**** Material for the task ****

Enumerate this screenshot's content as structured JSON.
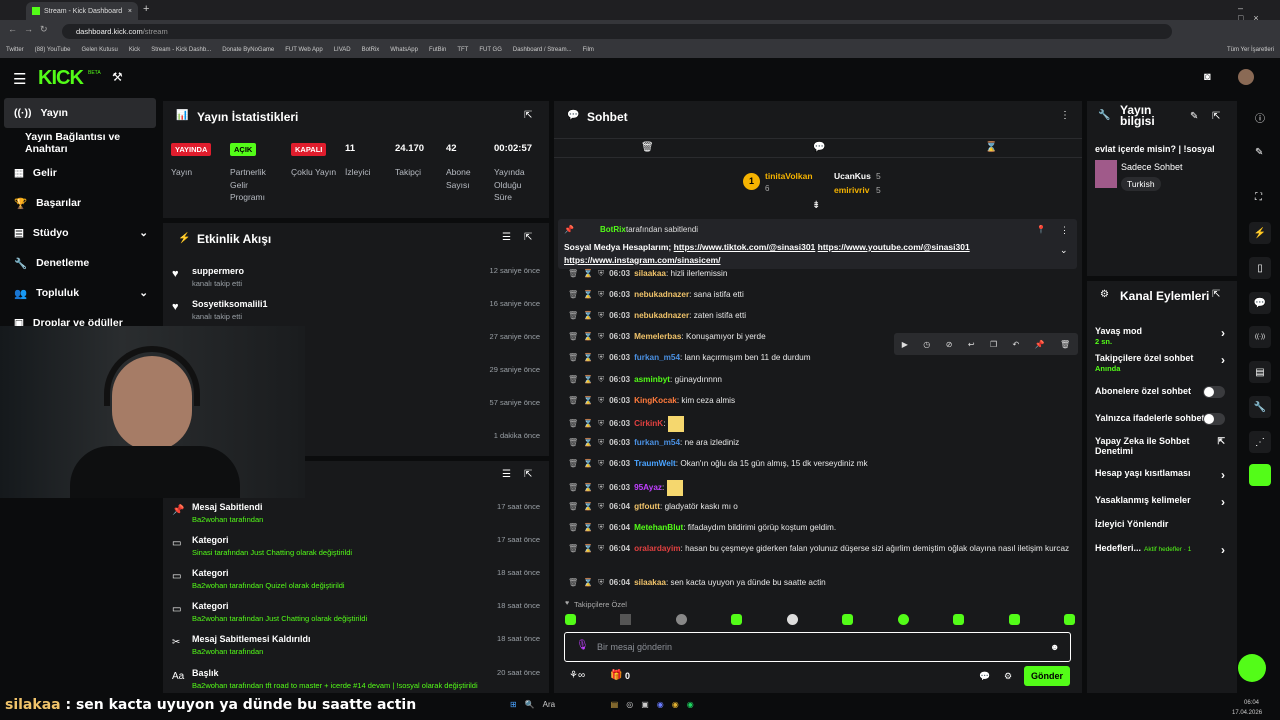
{
  "browser": {
    "tab_title": "Stream - Kick Dashboard",
    "url_host": "dashboard.kick.com",
    "url_path": "/stream",
    "bookmarks": [
      "Twitter",
      "(88) YouTube",
      "Gelen Kutusu",
      "Kick",
      "Stream - Kick Dashb...",
      "Donate ByNoGame",
      "FUT Web App",
      "LIVAD",
      "BotRix",
      "WhatsApp",
      "FutBin",
      "TFT",
      "FUT GG",
      "Dashboard / Stream...",
      "Film"
    ],
    "all_bookmarks": "Tüm Yer İşaretleri"
  },
  "logo": "KICK",
  "logo_sup": "BETA",
  "sidebar": {
    "items": [
      {
        "label": "Yayın",
        "icon": "broadcast-icon"
      },
      {
        "label": "Yayın Bağlantısı ve Anahtarı"
      },
      {
        "label": "Gelir",
        "icon": "chart-icon"
      },
      {
        "label": "Başarılar",
        "icon": "trophy-icon"
      },
      {
        "label": "Stüdyo",
        "icon": "grid-icon"
      },
      {
        "label": "Denetleme",
        "icon": "wrench-icon"
      },
      {
        "label": "Topluluk",
        "icon": "people-icon"
      },
      {
        "label": "Droplar ve ödüller",
        "icon": "drops-icon"
      }
    ]
  },
  "stats": {
    "title": "Yayın İstatistikleri",
    "items": [
      {
        "badge": "YAYINDA",
        "badge_color": "#e01d2d",
        "label": "Yayın"
      },
      {
        "badge": "AÇIK",
        "badge_color": "#53fc18",
        "label": "Partnerlik Gelir Programı"
      },
      {
        "badge": "KAPALI",
        "badge_color": "#e01d2d",
        "label": "Çoklu Yayın"
      },
      {
        "value": "11",
        "label": "İzleyici"
      },
      {
        "value": "24.170",
        "label": "Takipçi"
      },
      {
        "value": "42",
        "label": "Abone Sayısı"
      },
      {
        "value": "00:02:57",
        "label": "Yayında Olduğu Süre"
      }
    ]
  },
  "activity": {
    "title": "Etkinlik Akışı",
    "items": [
      {
        "name": "suppermero",
        "sub": "kanalı takip etti",
        "time": "12 saniye önce"
      },
      {
        "name": "Sosyetiksomalili1",
        "sub": "kanalı takip etti",
        "time": "16 saniye önce"
      },
      {
        "time": "27 saniye önce"
      },
      {
        "time": "29 saniye önce"
      },
      {
        "time": "57 saniye önce"
      },
      {
        "time": "1 dakika önce"
      }
    ]
  },
  "modlog": {
    "items": [
      {
        "title": "Mesaj Sabitlendi",
        "sub": "Ba2wohan tarafından",
        "time": "17 saat önce"
      },
      {
        "title": "Kategori",
        "sub": "Sinasi tarafından Just Chatting olarak değiştirildi",
        "time": "17 saat önce"
      },
      {
        "title": "Kategori",
        "sub": "Ba2wohan tarafından Quizel olarak değiştirildi",
        "time": "18 saat önce"
      },
      {
        "title": "Kategori",
        "sub": "Ba2wohan tarafından Just Chatting olarak değiştirildi",
        "time": "18 saat önce"
      },
      {
        "title": "Mesaj Sabitlemesi Kaldırıldı",
        "sub": "Ba2wohan tarafından",
        "time": "18 saat önce"
      },
      {
        "title": "Başlık",
        "sub": "Ba2wohan tarafından tft road to master + icerde #14 devam | !sosyal olarak değiştirildi",
        "time": "20 saat önce"
      }
    ]
  },
  "chat": {
    "title": "Sohbet",
    "leaders": [
      {
        "name": "tinitaVolkan",
        "count": "6",
        "rank": "1"
      },
      {
        "name": "UcanKus",
        "count": "5"
      },
      {
        "name": "emirivriv",
        "count": "5"
      }
    ],
    "pinned": {
      "by": "BotRix",
      "by_suffix": "tarafından sabitlendi",
      "text": "Sosyal Medya Hesaplarım;",
      "links": [
        "https://www.tiktok.com/@sinasi301",
        "https://www.youtube.com/@sinasi301",
        "https://www.instagram.com/sinasicem/"
      ]
    },
    "messages": [
      {
        "time": "06:03",
        "user": "silaakaa",
        "color": "#f0c36a",
        "text": "hizli ilerlemissin"
      },
      {
        "time": "06:03",
        "user": "nebukadnazer",
        "color": "#f0c36a",
        "text": "sana istifa etti"
      },
      {
        "time": "06:03",
        "user": "nebukadnazer",
        "color": "#f0c36a",
        "text": "zaten istifa etti"
      },
      {
        "time": "06:03",
        "user": "Memelerbas",
        "color": "#f0c36a",
        "text": "Konuşamıyor bi yerde"
      },
      {
        "time": "06:03",
        "user": "furkan_m54",
        "color": "#4a90e2",
        "text": "lann kaçırmışım ben 11 de durdum"
      },
      {
        "time": "06:03",
        "user": "asminbyt",
        "color": "#53fc18",
        "text": "günaydınnnn"
      },
      {
        "time": "06:03",
        "user": "KingKocak",
        "color": "#ff7a3c",
        "text": "kim ceza almis"
      },
      {
        "time": "06:03",
        "user": "CirkinK",
        "color": "#e04040",
        "text": ""
      },
      {
        "time": "06:03",
        "user": "furkan_m54",
        "color": "#4a90e2",
        "text": "ne ara izlediniz"
      },
      {
        "time": "06:03",
        "user": "TraumWelt",
        "color": "#4aa3ff",
        "text": "Okan'ın oğlu da 15 gün almış, 15 dk verseydiniz mk"
      },
      {
        "time": "06:03",
        "user": "95Ayaz",
        "color": "#c040ff",
        "text": ""
      },
      {
        "time": "06:04",
        "user": "gtfoutt",
        "color": "#f0c36a",
        "text": "gladyatör kaskı mı o"
      },
      {
        "time": "06:04",
        "user": "MetehanBlut",
        "color": "#53fc18",
        "text": "fifadaydım bildirimi görüp koştum geldim."
      },
      {
        "time": "06:04",
        "user": "oralardayim",
        "color": "#e04040",
        "text": "hasan bu çeşmeye giderken falan yolunuz düşerse sizi ağırlim demiştim oğlak olayına nasıl iletişim kurcaz"
      },
      {
        "time": "06:04",
        "user": "silaakaa",
        "color": "#f0c36a",
        "text": "sen kacta uyuyon ya dünde bu saatte actin"
      }
    ],
    "follower_only": "Takipçilere Özel",
    "placeholder": "Bir mesaj gönderin",
    "send_label": "Gönder",
    "count": "0"
  },
  "stream_info": {
    "title": "Yayın bilgisi",
    "stream_title": "evlat içerde misin? | !sosyal",
    "category": "Sadece Sohbet",
    "tag": "Turkish"
  },
  "channel": {
    "title": "Kanal Eylemleri",
    "items": [
      {
        "label": "Yavaş mod",
        "sub": "2 sn.",
        "type": "arrow"
      },
      {
        "label": "Takipçilere özel sohbet",
        "sub": "Anında",
        "type": "arrow"
      },
      {
        "label": "Abonelere özel sohbet",
        "type": "toggle"
      },
      {
        "label": "Yalnızca ifadelerle sohbet",
        "type": "toggle"
      },
      {
        "label": "Yapay Zeka ile Sohbet Denetimi",
        "type": "ext"
      },
      {
        "label": "Hesap yaşı kısıtlaması",
        "type": "arrow"
      },
      {
        "label": "Yasaklanmış kelimeler",
        "type": "arrow"
      },
      {
        "label": "İzleyici Yönlendir",
        "type": "none"
      },
      {
        "label": "Hedefleri...",
        "sub": "Aktif hedefler · 1",
        "type": "arrow"
      }
    ]
  },
  "overlay_caption": {
    "user": "silakaa",
    "text": "sen kacta uyuyon ya dünde bu saatte actin"
  },
  "taskbar": {
    "search": "Ara",
    "time": "06:04",
    "date": "17.04.2026"
  },
  "colors": {
    "kick_green": "#53fc18",
    "panel": "#18191b",
    "bg": "#0b0c0d"
  }
}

****

• [To do]: List every line from the entries above in which "https" appears.

• [Written reply]:
        "https://www.tiktok.com/@sinasi301",
        "https://www.youtube.com/@sinasi301",
        "https://www.instagram.com/sinasicem/"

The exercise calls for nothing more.